(Data items)

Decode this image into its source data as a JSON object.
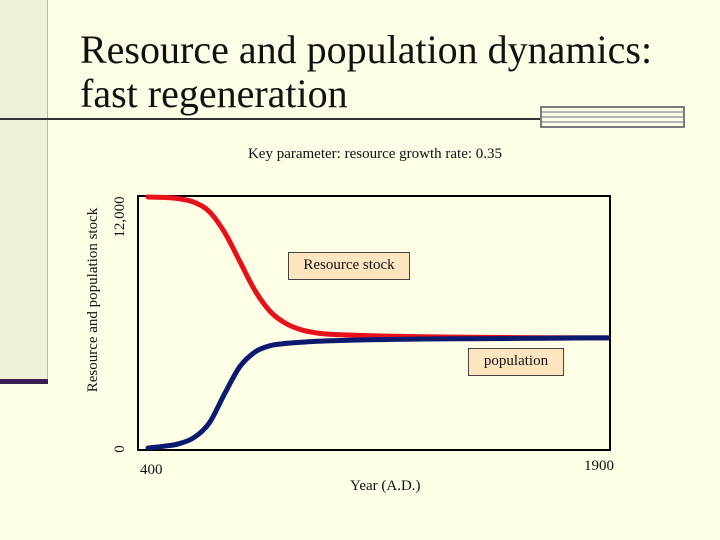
{
  "slide": {
    "title_line1": "Resource and population dynamics:",
    "title_line2": "fast regeneration",
    "theme_colors": {
      "background": "#fefde6",
      "sidebar": "#f0efd9",
      "accent": "#3a1e56"
    }
  },
  "chart_data": {
    "type": "line",
    "title": "Key parameter: resource growth rate: 0.35",
    "xlabel": "Year (A.D.)",
    "ylabel": "Resource and population stock",
    "xlim": [
      400,
      1900
    ],
    "ylim": [
      0,
      12000
    ],
    "x_tick_labels": [
      "400",
      "1900"
    ],
    "y_tick_labels": [
      "0",
      "12,000"
    ],
    "grid": false,
    "series": [
      {
        "name": "Resource stock",
        "color": "#e8111b",
        "x": [
          400,
          450,
          500,
          550,
          600,
          650,
          700,
          750,
          800,
          850,
          900,
          950,
          1000,
          1100,
          1200,
          1300,
          1400,
          1500,
          1600,
          1700,
          1800,
          1900
        ],
        "y": [
          12000,
          11980,
          11920,
          11750,
          11300,
          10300,
          8900,
          7500,
          6500,
          5950,
          5650,
          5500,
          5430,
          5380,
          5340,
          5320,
          5300,
          5290,
          5280,
          5270,
          5270,
          5265
        ]
      },
      {
        "name": "population",
        "color": "#0b1a6e",
        "x": [
          400,
          450,
          500,
          550,
          600,
          650,
          700,
          750,
          800,
          850,
          900,
          950,
          1000,
          1100,
          1200,
          1300,
          1400,
          1500,
          1600,
          1700,
          1800,
          1900
        ],
        "y": [
          0,
          80,
          200,
          500,
          1200,
          2600,
          3900,
          4600,
          4900,
          5000,
          5060,
          5100,
          5130,
          5170,
          5190,
          5210,
          5220,
          5230,
          5240,
          5250,
          5260,
          5265
        ]
      }
    ]
  }
}
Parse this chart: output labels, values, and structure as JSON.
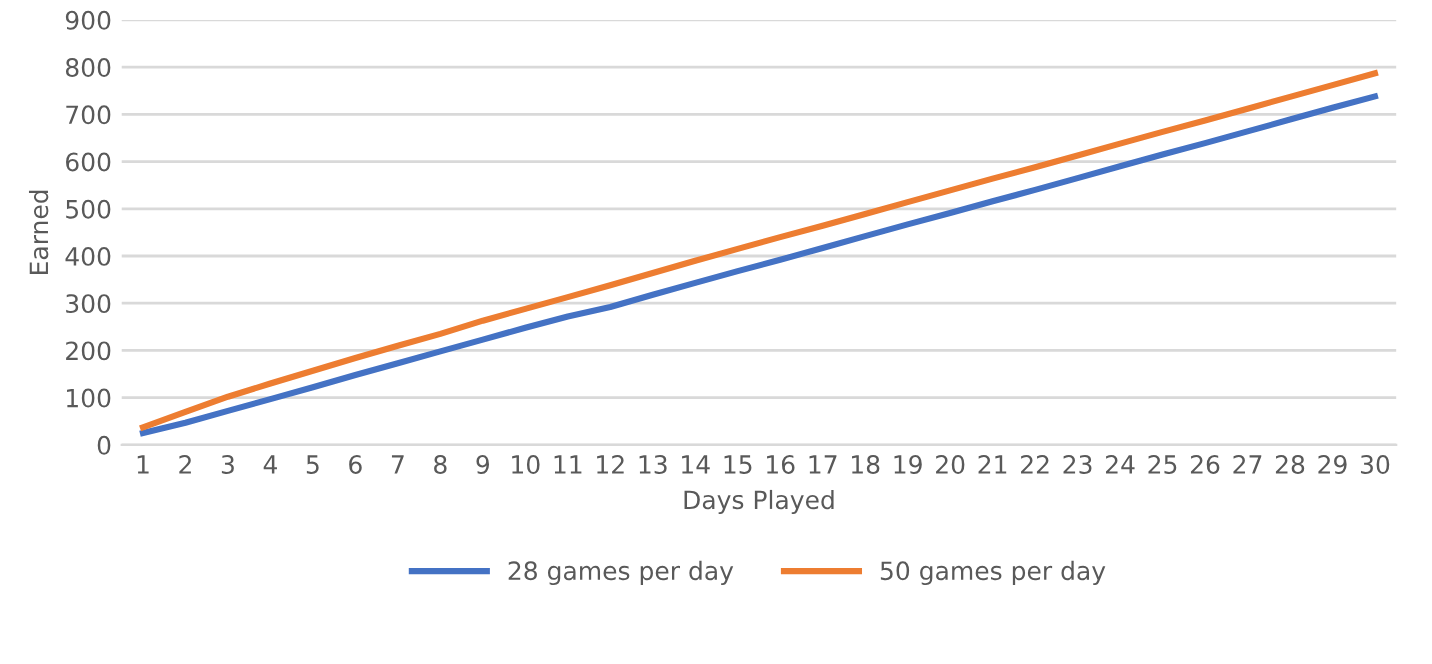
{
  "chart_data": {
    "type": "line",
    "xlabel": "Days Played",
    "ylabel": "Earned",
    "categories": [
      "1",
      "2",
      "3",
      "4",
      "5",
      "6",
      "7",
      "8",
      "9",
      "10",
      "11",
      "12",
      "13",
      "14",
      "15",
      "16",
      "17",
      "18",
      "19",
      "20",
      "21",
      "22",
      "23",
      "24",
      "25",
      "26",
      "27",
      "28",
      "29",
      "30"
    ],
    "series": [
      {
        "name": "28 games per day",
        "color": "#4472c4",
        "values": [
          25,
          47,
          72,
          97,
          122,
          148,
          173,
          198,
          223,
          248,
          272,
          292,
          318,
          343,
          368,
          392,
          417,
          442,
          467,
          491,
          516,
          540,
          565,
          590,
          615,
          639,
          664,
          689,
          714,
          738
        ]
      },
      {
        "name": "50 games per day",
        "color": "#ed7d31",
        "values": [
          37,
          70,
          102,
          130,
          157,
          184,
          210,
          235,
          263,
          288,
          313,
          338,
          364,
          390,
          415,
          440,
          464,
          489,
          514,
          539,
          564,
          588,
          613,
          638,
          663,
          687,
          712,
          737,
          762,
          787
        ]
      }
    ],
    "ylim": [
      0,
      900
    ],
    "yticks": [
      0,
      100,
      200,
      300,
      400,
      500,
      600,
      700,
      800,
      900
    ],
    "grid": "y",
    "legend": "bottom",
    "marker": "none",
    "line_style": "solid"
  }
}
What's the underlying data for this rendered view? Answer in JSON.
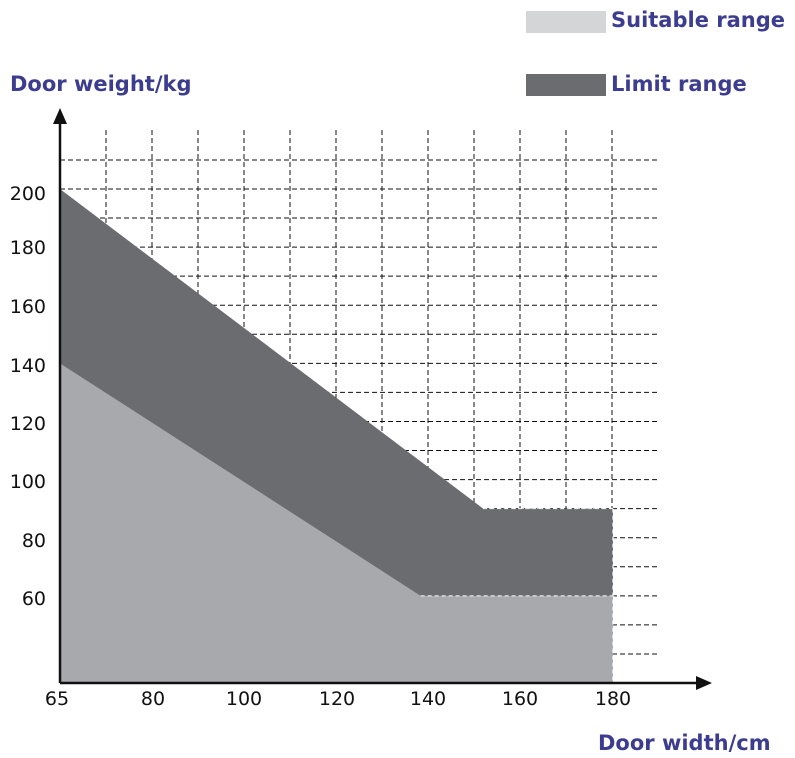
{
  "chart_data": {
    "type": "area",
    "xlabel": "Door width/cm",
    "ylabel": "Door weight/kg",
    "x_ticks": [
      65,
      80,
      100,
      120,
      140,
      160,
      180
    ],
    "y_ticks": [
      60,
      80,
      100,
      120,
      140,
      160,
      180,
      200
    ],
    "xlim": [
      65,
      180
    ],
    "ylim": [
      30,
      220
    ],
    "grid": true,
    "legend_position": "top-right",
    "series": [
      {
        "name": "Suitable range",
        "color": "#a8a9ad",
        "x": [
          65,
          140,
          180
        ],
        "y": [
          140,
          60,
          60
        ]
      },
      {
        "name": "Limit range",
        "color": "#6b6c70",
        "x": [
          65,
          153,
          180
        ],
        "y": [
          200,
          90,
          90
        ]
      }
    ]
  },
  "legend": {
    "suitable": {
      "label": "Suitable range",
      "color": "#d4d5d7"
    },
    "limit": {
      "label": "Limit range",
      "color": "#6b6c70"
    }
  },
  "axes": {
    "xlabel": "Door width/cm",
    "ylabel": "Door weight/kg"
  }
}
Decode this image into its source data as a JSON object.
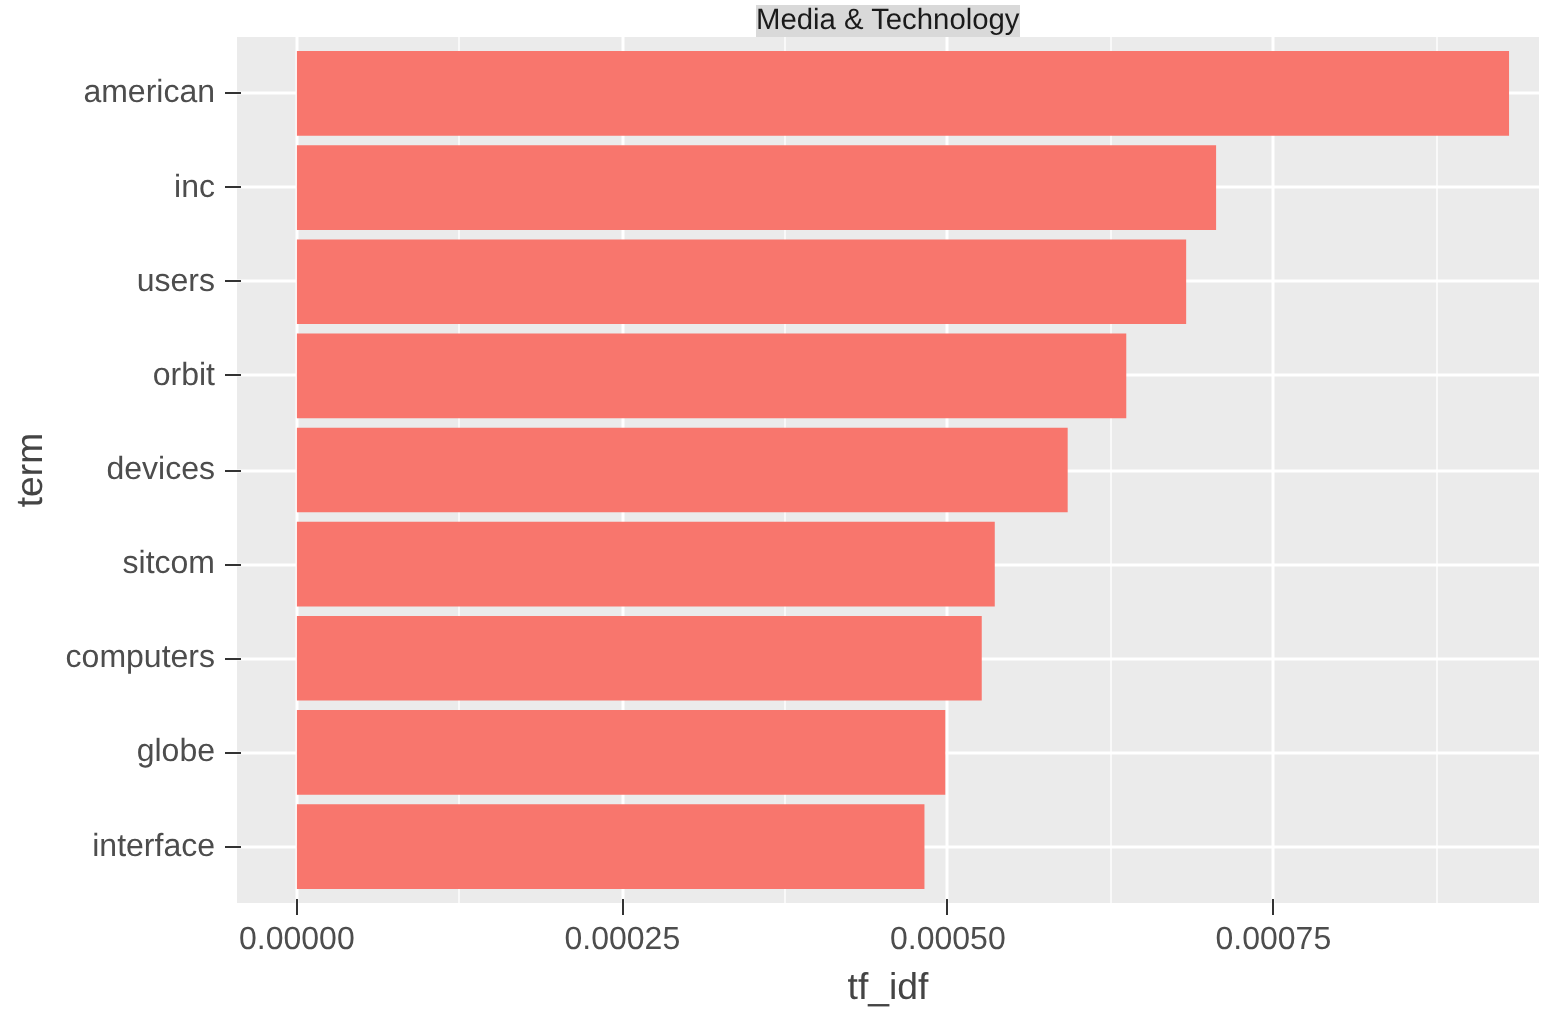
{
  "chart_data": {
    "type": "bar",
    "orientation": "horizontal",
    "title": "Media & Technology",
    "xlabel": "tf_idf",
    "ylabel": "term",
    "categories": [
      "american",
      "inc",
      "users",
      "orbit",
      "devices",
      "sitcom",
      "computers",
      "globe",
      "interface"
    ],
    "values": [
      0.000931,
      0.000706,
      0.000683,
      0.000637,
      0.000592,
      0.000536,
      0.000526,
      0.000498,
      0.000482
    ],
    "color": "#f8766d",
    "xlim": [
      -4.6e-05,
      0.000954
    ],
    "xticks": [
      {
        "value": 0,
        "label": "0.00000"
      },
      {
        "value": 0.00025,
        "label": "0.00025"
      },
      {
        "value": 0.0005,
        "label": "0.00050"
      },
      {
        "value": 0.00075,
        "label": "0.00075"
      }
    ],
    "grid": true
  }
}
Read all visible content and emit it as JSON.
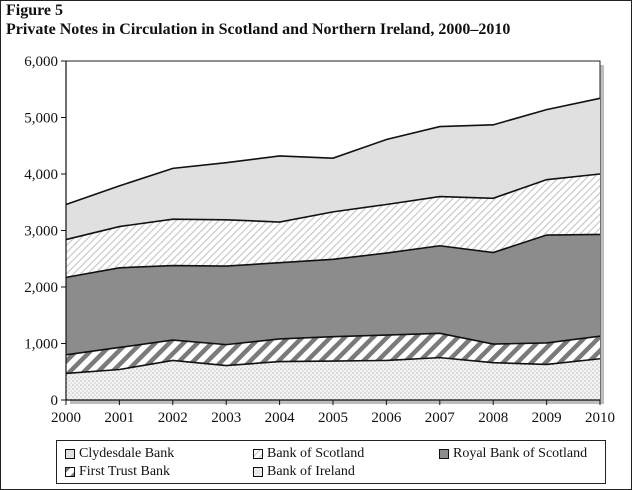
{
  "figure": {
    "label": "Figure 5",
    "title": "Private Notes in Circulation in Scotland and Northern Ireland, 2000–2010"
  },
  "chart_data": {
    "type": "area",
    "stacked": true,
    "title": "Private Notes in Circulation in Scotland and Northern Ireland, 2000–2010",
    "xlabel": "",
    "ylabel": "",
    "x": [
      "2000",
      "2001",
      "2002",
      "2003",
      "2004",
      "2005",
      "2006",
      "2007",
      "2008",
      "2009",
      "2010"
    ],
    "ylim": [
      0,
      6000
    ],
    "yticks": [
      "0",
      "1,000",
      "2,000",
      "3,000",
      "4,000",
      "5,000",
      "6,000"
    ],
    "grid": false,
    "legend_position": "bottom",
    "series": [
      {
        "name": "Bank of Ireland",
        "color": "#f2f2f2",
        "pattern": "dots",
        "values": [
          470,
          540,
          700,
          610,
          680,
          690,
          700,
          750,
          660,
          630,
          730
        ]
      },
      {
        "name": "First Trust Bank",
        "color": "#ffffff",
        "pattern": "diagonal-dark",
        "values": [
          330,
          390,
          360,
          370,
          400,
          430,
          450,
          430,
          330,
          380,
          400
        ]
      },
      {
        "name": "Royal Bank of Scotland",
        "color": "#8c8c8c",
        "pattern": "solid",
        "values": [
          1370,
          1410,
          1320,
          1390,
          1350,
          1370,
          1450,
          1550,
          1620,
          1910,
          1800
        ]
      },
      {
        "name": "Bank of Scotland",
        "color": "#ffffff",
        "pattern": "diagonal-light",
        "values": [
          670,
          730,
          820,
          820,
          720,
          840,
          860,
          870,
          960,
          980,
          1070
        ]
      },
      {
        "name": "Clydesdale Bank",
        "color": "#e0e0e0",
        "pattern": "solid",
        "values": [
          620,
          720,
          900,
          1010,
          1170,
          950,
          1150,
          1240,
          1300,
          1240,
          1340
        ]
      }
    ]
  },
  "legend": {
    "items": [
      {
        "label": "Clydesdale Bank",
        "swatch": "clyd"
      },
      {
        "label": "Bank of Scotland",
        "swatch": "bos"
      },
      {
        "label": "Royal Bank of Scotland",
        "swatch": "rbs"
      },
      {
        "label": "First Trust Bank",
        "swatch": "ftb"
      },
      {
        "label": "Bank of Ireland",
        "swatch": "boi"
      }
    ]
  },
  "colors": {
    "plot_border": "#222222",
    "plot_shadow": "#bdbdbd",
    "outline": "#111111"
  }
}
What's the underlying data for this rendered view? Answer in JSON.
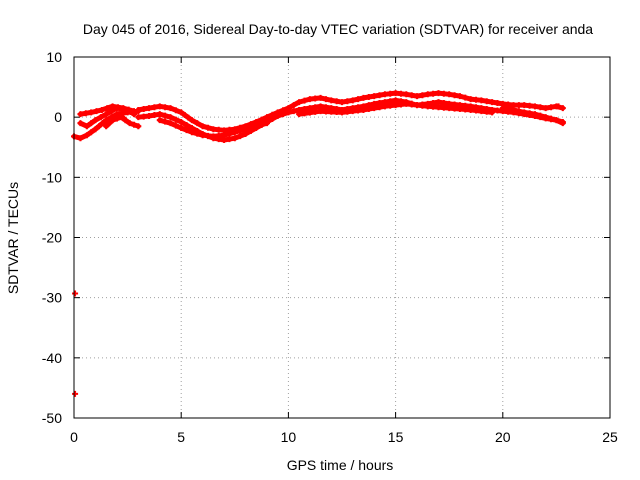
{
  "chart_data": {
    "type": "scatter",
    "title": "Day 045 of 2016, Sidereal Day-to-day VTEC variation (SDTVAR) for receiver anda",
    "xlabel": "GPS time / hours",
    "ylabel": "SDTVAR / TECUs",
    "xlim": [
      0,
      25
    ],
    "ylim": [
      -50,
      10
    ],
    "xticks": [
      0,
      5,
      10,
      15,
      20,
      25
    ],
    "yticks": [
      10,
      0,
      -10,
      -20,
      -30,
      -40,
      -50
    ],
    "grid": true,
    "marker_color": "#ff0000",
    "series": [
      {
        "name": "SDTVAR",
        "color": "#ff0000",
        "bands": [
          {
            "x": [
              0.0,
              0.3,
              0.6,
              1.0,
              1.5,
              2.0,
              2.5,
              3.0
            ],
            "y": [
              -3.2,
              -3.5,
              -3.0,
              -2.0,
              -0.5,
              0.5,
              0.8,
              1.0
            ]
          },
          {
            "x": [
              0.3,
              0.6,
              1.0,
              1.5,
              2.0,
              2.5,
              2.8
            ],
            "y": [
              -1.0,
              -1.5,
              -0.5,
              0.5,
              1.5,
              1.2,
              0.5
            ]
          },
          {
            "x": [
              0.3,
              0.8,
              1.3,
              1.8,
              2.3,
              2.8
            ],
            "y": [
              0.5,
              0.8,
              1.2,
              1.8,
              1.5,
              1.0
            ]
          },
          {
            "x": [
              1.5,
              1.8,
              2.1,
              2.4
            ],
            "y": [
              -1.5,
              -0.5,
              0.5,
              -0.5
            ]
          },
          {
            "x": [
              1.8,
              2.2,
              2.6,
              3.0
            ],
            "y": [
              -0.5,
              0.0,
              -1.0,
              -1.5
            ]
          },
          {
            "x": [
              3.0,
              3.5,
              4.0,
              4.5,
              5.0,
              5.5,
              6.0,
              6.5,
              7.0,
              7.5,
              8.0,
              8.5,
              9.0,
              9.5,
              10.0,
              10.5,
              11.0,
              11.5,
              12.0,
              12.5,
              13.0,
              13.5,
              14.0,
              14.5,
              15.0,
              15.5,
              16.0,
              16.5,
              17.0,
              17.5,
              18.0,
              18.5,
              19.0,
              19.5,
              20.0,
              20.5,
              21.0,
              21.5,
              22.0,
              22.5,
              22.8
            ],
            "y": [
              1.2,
              1.5,
              1.8,
              1.5,
              0.8,
              -0.5,
              -1.5,
              -2.0,
              -2.2,
              -2.0,
              -1.5,
              -0.8,
              0.0,
              0.8,
              1.5,
              2.5,
              3.0,
              3.2,
              2.8,
              2.5,
              2.8,
              3.2,
              3.5,
              3.8,
              4.0,
              3.8,
              3.5,
              3.8,
              4.0,
              3.8,
              3.5,
              3.0,
              2.8,
              2.5,
              2.2,
              2.0,
              2.0,
              1.8,
              1.5,
              1.8,
              1.5
            ]
          },
          {
            "x": [
              3.0,
              3.5,
              4.0,
              4.5,
              5.0,
              5.5,
              6.0,
              6.5,
              7.0,
              7.5,
              8.0,
              8.5,
              9.0,
              9.5,
              10.0,
              10.5,
              11.0,
              11.5,
              12.0,
              12.5,
              13.0,
              13.5,
              14.0,
              14.5,
              15.0,
              15.5,
              16.0,
              16.5,
              17.0,
              17.5,
              18.0,
              18.5,
              19.0,
              19.5,
              20.0,
              20.5,
              21.0,
              21.5,
              22.0,
              22.5,
              22.8
            ],
            "y": [
              0.0,
              0.2,
              0.5,
              0.0,
              -0.8,
              -1.8,
              -2.8,
              -3.5,
              -3.8,
              -3.5,
              -2.8,
              -1.8,
              -0.8,
              0.2,
              0.8,
              1.2,
              1.5,
              1.8,
              1.5,
              1.2,
              1.5,
              1.8,
              2.2,
              2.5,
              2.8,
              2.5,
              2.0,
              2.2,
              2.5,
              2.2,
              2.0,
              1.8,
              1.5,
              1.2,
              1.0,
              0.8,
              0.5,
              0.2,
              -0.2,
              -0.5,
              -0.8
            ]
          },
          {
            "x": [
              4.0,
              4.5,
              5.0,
              5.5,
              6.0,
              6.5,
              7.0,
              7.5,
              8.0,
              8.5,
              9.0
            ],
            "y": [
              -0.5,
              -1.0,
              -1.8,
              -2.5,
              -3.0,
              -3.2,
              -3.0,
              -2.5,
              -2.0,
              -1.5,
              -1.0
            ]
          },
          {
            "x": [
              10.5,
              11.5,
              12.5,
              13.5,
              14.5,
              15.5,
              16.5,
              17.5,
              18.5,
              19.5
            ],
            "y": [
              0.5,
              1.0,
              0.8,
              1.2,
              1.8,
              2.2,
              1.8,
              1.5,
              1.2,
              0.8
            ]
          },
          {
            "x": [
              20.0,
              20.5,
              21.0,
              21.5,
              22.0,
              22.5,
              22.8
            ],
            "y": [
              1.5,
              1.2,
              0.8,
              0.5,
              0.0,
              -0.5,
              -1.0
            ]
          }
        ],
        "outliers": [
          {
            "x": 0.05,
            "y": -29.3
          },
          {
            "x": 0.05,
            "y": -46.0
          },
          {
            "x": 22.6,
            "y": 1.8
          }
        ]
      }
    ]
  }
}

→ **Stated problem**: How many of these lines contain "Private"? Write only the number.

→ **Output**: 2